Below is a listing; copy all of it exactly.

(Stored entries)
· · · · ·

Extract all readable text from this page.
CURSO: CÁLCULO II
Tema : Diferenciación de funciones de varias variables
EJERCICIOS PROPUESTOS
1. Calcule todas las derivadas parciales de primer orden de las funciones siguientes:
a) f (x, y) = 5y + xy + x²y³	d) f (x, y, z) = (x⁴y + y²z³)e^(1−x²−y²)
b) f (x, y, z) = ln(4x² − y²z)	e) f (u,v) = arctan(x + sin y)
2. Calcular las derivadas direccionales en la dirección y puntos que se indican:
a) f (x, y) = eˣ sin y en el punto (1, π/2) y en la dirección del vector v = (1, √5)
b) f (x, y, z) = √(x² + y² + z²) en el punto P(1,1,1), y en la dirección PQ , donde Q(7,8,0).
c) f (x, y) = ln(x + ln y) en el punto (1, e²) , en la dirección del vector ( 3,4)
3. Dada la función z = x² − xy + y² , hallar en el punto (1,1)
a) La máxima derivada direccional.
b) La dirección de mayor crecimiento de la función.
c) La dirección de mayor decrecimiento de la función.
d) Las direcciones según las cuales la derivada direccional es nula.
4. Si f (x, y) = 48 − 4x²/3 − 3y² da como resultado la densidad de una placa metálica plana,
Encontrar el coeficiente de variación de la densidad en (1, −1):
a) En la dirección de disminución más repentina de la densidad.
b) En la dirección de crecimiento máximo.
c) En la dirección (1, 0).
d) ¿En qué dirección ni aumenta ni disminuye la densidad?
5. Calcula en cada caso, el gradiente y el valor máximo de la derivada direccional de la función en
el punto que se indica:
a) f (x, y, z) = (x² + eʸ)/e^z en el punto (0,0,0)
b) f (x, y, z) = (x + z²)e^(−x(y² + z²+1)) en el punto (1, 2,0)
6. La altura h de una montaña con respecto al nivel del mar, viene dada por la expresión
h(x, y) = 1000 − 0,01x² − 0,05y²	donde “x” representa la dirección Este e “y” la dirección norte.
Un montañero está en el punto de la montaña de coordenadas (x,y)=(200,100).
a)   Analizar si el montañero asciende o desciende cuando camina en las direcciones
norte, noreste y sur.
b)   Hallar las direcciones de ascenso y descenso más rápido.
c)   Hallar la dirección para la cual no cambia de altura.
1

· · · · ·

RESPONSE BELOW
Extract all readable text from this page.
CURSO: CÁLCULO II
Tema : Diferenciación de funciones de varias variables
EJERCICIOS PROPUESTOS
1. Calcule todas las derivadas parciales de primer orden de las funciones siguientes:
a) f (x, y) = 5y + xy + x²y³	d) f (x, y, z) = (x⁴y + y²z³)e^(1−x²−y²)
b) f (x, y, z) = ln(4x² − y²z)	e) f (u,v) = arctan(x + sin y)
2. Calcular las derivadas direccionales en la dirección y puntos que se indican:
a) f (x, y) = eˣ sin y en el punto (1, π/2) y en la dirección del vector v = (1, √5)
b) f (x, y, z) = √(x² + y² + z²) en el punto P(1,1,1), y en la dirección PQ , donde Q(7,8,0).
c) f (x, y) = ln(x + ln y) en el punto (1, e²) , en la dirección del vector ( 3,4)
3. Dada la función z = x² − xy + y² , hallar en el punto (1,1)
a) La máxima derivada direccional.
b) La dirección de mayor crecimiento de la función.
c) La dirección de mayor decrecimiento de la función.
d) Las direcciones según las cuales la derivada direccional es nula.
4. Si f (x, y) = 48 − 4x²/3 − 3y² da como resultado la densidad de una placa metálica plana,
Encontrar el coeficiente de variación de la densidad en (1, −1):
a) En la dirección de disminución más repentina de la densidad.
b) En la dirección de crecimiento máximo.
c) En la dirección (1, 0).
d) ¿En qué dirección ni aumenta ni disminuye la densidad?
5. Calcula en cada caso, el gradiente y el valor máximo de la derivada direccional de la función en
el punto que se indica:
a) f (x, y, z) = (x² + eʸ)/e^z en el punto (0,0,0)
b) f (x, y, z) = (x + z²)e^(−x(y² + z²+1)) en el punto (1, 2,0)
6. La altura h de una montaña con respecto al nivel del mar, viene dada por la expresión
h(x, y) = 1000 − 0,01x² − 0,05y²	donde “x” representa la dirección Este e “y” la dirección norte.
Un montañero está en el punto de la montaña de coordenadas (x,y)=(200,100).
a)   Analizar si el montañero asciende o desciende cuando camina en las direcciones
norte, noreste y sur.
b)   Hallar las direcciones de ascenso y descenso más rápido.
c)   Hallar la dirección para la cual no cambia de altura.
1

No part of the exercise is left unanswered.